__Exercise__:
Could you return each entry below exactly as written, minus any pictures?

__Data__:
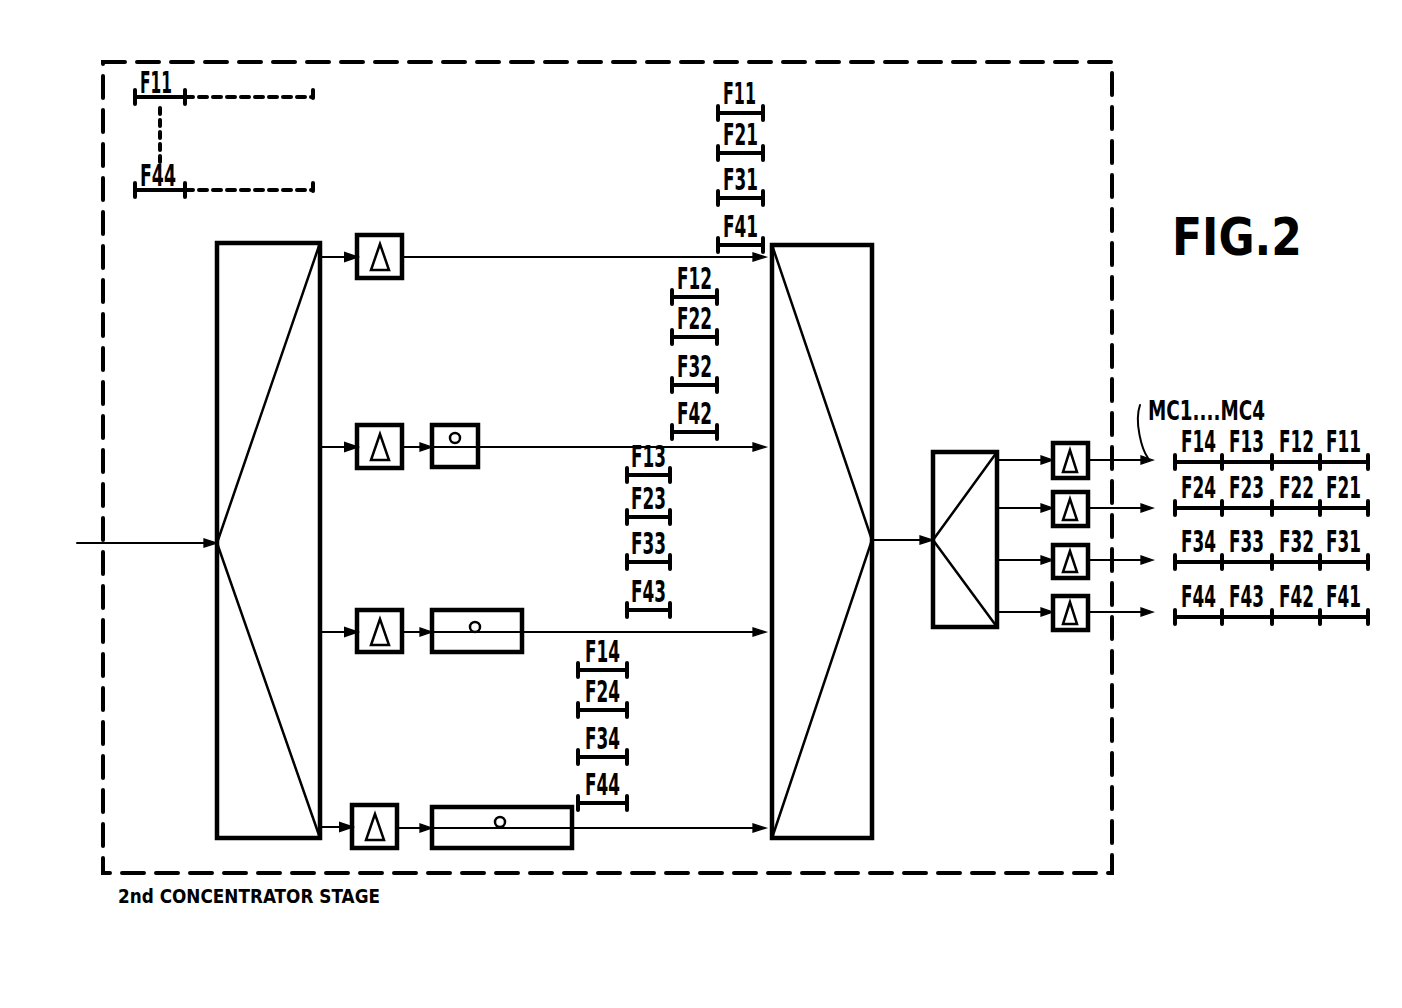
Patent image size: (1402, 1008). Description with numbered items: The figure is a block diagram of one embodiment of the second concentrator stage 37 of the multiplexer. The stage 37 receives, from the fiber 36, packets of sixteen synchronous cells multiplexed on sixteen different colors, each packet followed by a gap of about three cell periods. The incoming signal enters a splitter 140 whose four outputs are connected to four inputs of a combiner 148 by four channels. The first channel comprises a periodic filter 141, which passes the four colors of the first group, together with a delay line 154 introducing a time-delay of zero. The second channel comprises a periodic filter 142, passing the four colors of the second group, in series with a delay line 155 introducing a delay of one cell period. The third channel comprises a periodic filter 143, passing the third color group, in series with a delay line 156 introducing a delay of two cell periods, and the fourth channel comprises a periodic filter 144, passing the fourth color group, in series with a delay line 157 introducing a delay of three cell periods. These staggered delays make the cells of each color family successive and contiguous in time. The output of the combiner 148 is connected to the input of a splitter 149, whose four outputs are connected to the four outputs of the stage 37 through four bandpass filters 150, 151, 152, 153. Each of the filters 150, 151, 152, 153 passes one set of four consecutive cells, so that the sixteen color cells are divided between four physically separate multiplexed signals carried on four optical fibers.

The fiber 36 is at (80, 542).
The stage 37 is at (1113, 147).
The splitter 140 is at (228, 290).
The periodic filter 141 is at (367, 236).
The periodic filter 142 is at (367, 426).
The periodic filter 143 is at (367, 611).
The periodic filter 144 is at (362, 806).
The combiner 148 is at (868, 255).
The splitter 149 is at (955, 455).
The bandpass filter 150 is at (1070, 443).
The bandpass filter 151 is at (1053, 497).
The bandpass filter 152 is at (1053, 550).
The bandpass filter 153 is at (1053, 603).
The delay line 154 is at (478, 258).
The delay line 155 is at (478, 432).
The delay line 156 is at (522, 618).
The delay line 157 is at (572, 848).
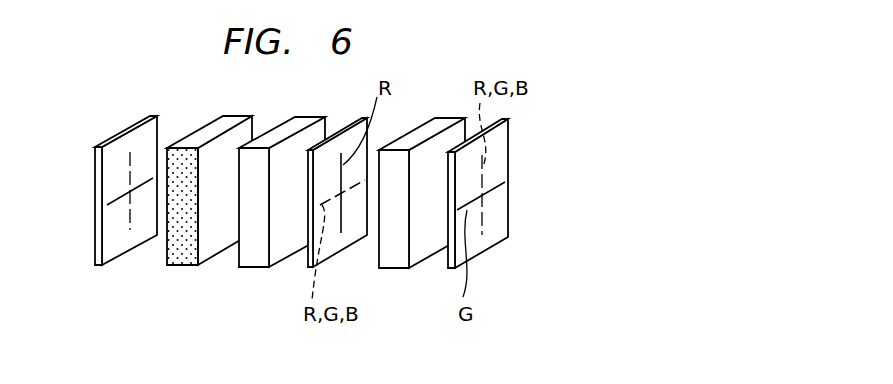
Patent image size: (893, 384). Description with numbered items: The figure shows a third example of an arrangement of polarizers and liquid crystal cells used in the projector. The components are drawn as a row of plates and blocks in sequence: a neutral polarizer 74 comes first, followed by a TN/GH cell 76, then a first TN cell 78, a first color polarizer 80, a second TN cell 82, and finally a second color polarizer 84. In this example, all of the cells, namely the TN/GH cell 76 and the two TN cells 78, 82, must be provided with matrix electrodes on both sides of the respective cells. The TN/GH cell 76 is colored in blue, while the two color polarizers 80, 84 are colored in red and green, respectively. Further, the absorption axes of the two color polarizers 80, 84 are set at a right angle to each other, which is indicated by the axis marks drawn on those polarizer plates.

The neutral polarizer 74 is at (98, 267).
The TN/GH cell 76 is at (228, 115).
The TN cell 78 is at (298, 113).
The color polarizer 80 is at (358, 117).
The TN cell 82 is at (438, 115).
The color polarizer 84 is at (495, 247).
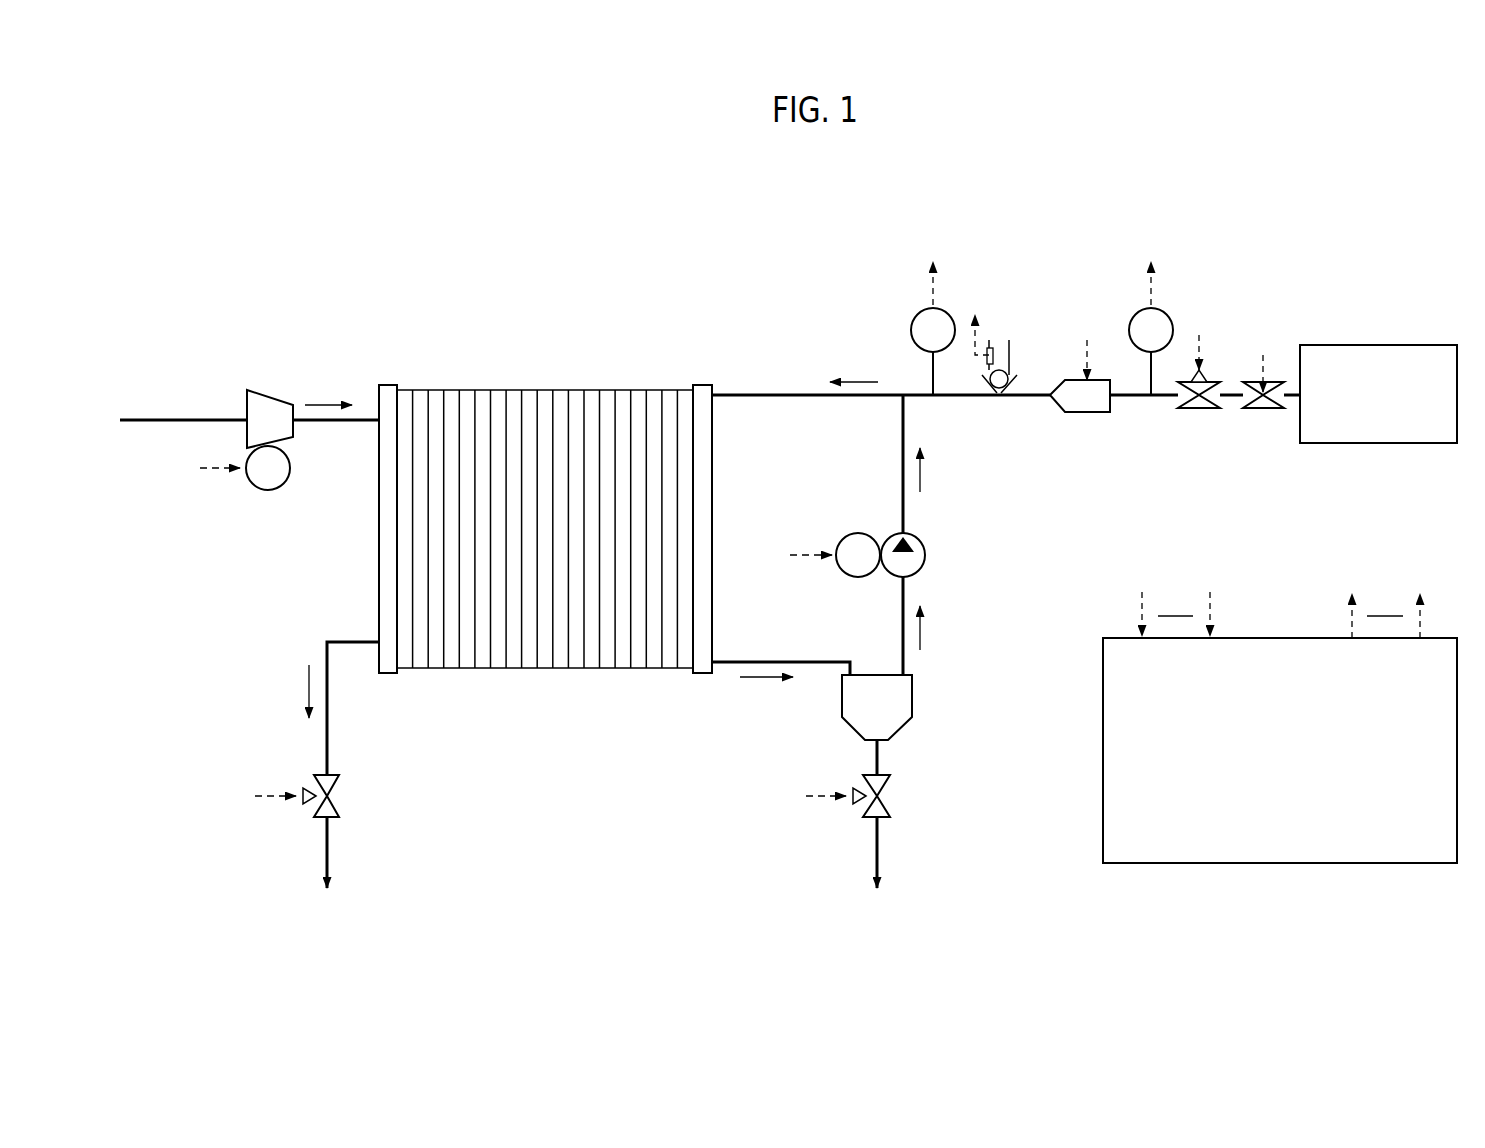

__Output__:
Patent image size: (1402, 1008). Description with numbered items: The figure is a block diagram of one embodiment of the second concentrator stage 37 of the multiplexer. The stage 37 receives, from the fiber 36, packets of sixteen synchronous cells multiplexed on sixteen different colors, each packet followed by a gap of about three cell periods. The incoming signal enters a splitter 140 whose four outputs are connected to four inputs of a combiner 148 by four channels. The first channel comprises a periodic filter 141, which passes the four colors of the first group, together with a delay line 154 introducing a time-delay of zero. The second channel comprises a periodic filter 142, passing the four colors of the second group, in series with a delay line 155 introducing a delay of one cell period. The third channel comprises a periodic filter 143, passing the third color group, in series with a delay line 156 introducing a delay of two cell periods, and the fourth channel comprises a periodic filter 144, passing the fourth color group, in series with a delay line 157 introducing a delay of three cell periods. These staggered delays make the cells of each color family successive and contiguous in time. The output of the combiner 148 is connected to the input of a splitter 149, whose four outputs are connected to the four outputs of the stage 37 through four bandpass filters 150, 151, 152, 153. Each of the filters 150, 151, 152, 153 passes one set of four consecutive cells, so that the sixteen color cells are divided between four physically separate multiplexed signals carried on four optical fibers.

The fiber 36 is at (80, 542).
The stage 37 is at (1113, 147).
The splitter 140 is at (228, 290).
The periodic filter 141 is at (367, 236).
The periodic filter 142 is at (367, 426).
The periodic filter 143 is at (367, 611).
The periodic filter 144 is at (362, 806).
The combiner 148 is at (868, 255).
The splitter 149 is at (955, 455).
The bandpass filter 150 is at (1070, 443).
The bandpass filter 151 is at (1053, 497).
The bandpass filter 152 is at (1053, 550).
The bandpass filter 153 is at (1053, 603).
The delay line 154 is at (478, 258).
The delay line 155 is at (478, 432).
The delay line 156 is at (522, 618).
The delay line 157 is at (572, 848).
Patent image size: (893, 384). Description with numbered items: The figure shows a third example of an arrangement of polarizers and liquid crystal cells used in the projector. The components are drawn as a row of plates and blocks in sequence: a neutral polarizer 74 comes first, followed by a TN/GH cell 76, then a first TN cell 78, a first color polarizer 80, a second TN cell 82, and finally a second color polarizer 84. In this example, all of the cells, namely the TN/GH cell 76 and the two TN cells 78, 82, must be provided with matrix electrodes on both sides of the respective cells. The TN/GH cell 76 is colored in blue, while the two color polarizers 80, 84 are colored in red and green, respectively. Further, the absorption axes of the two color polarizers 80, 84 are set at a right angle to each other, which is indicated by the axis marks drawn on those polarizer plates.

The neutral polarizer 74 is at (98, 267).
The TN/GH cell 76 is at (228, 115).
The TN cell 78 is at (298, 113).
The color polarizer 80 is at (358, 117).
The TN cell 82 is at (438, 115).
The color polarizer 84 is at (495, 247).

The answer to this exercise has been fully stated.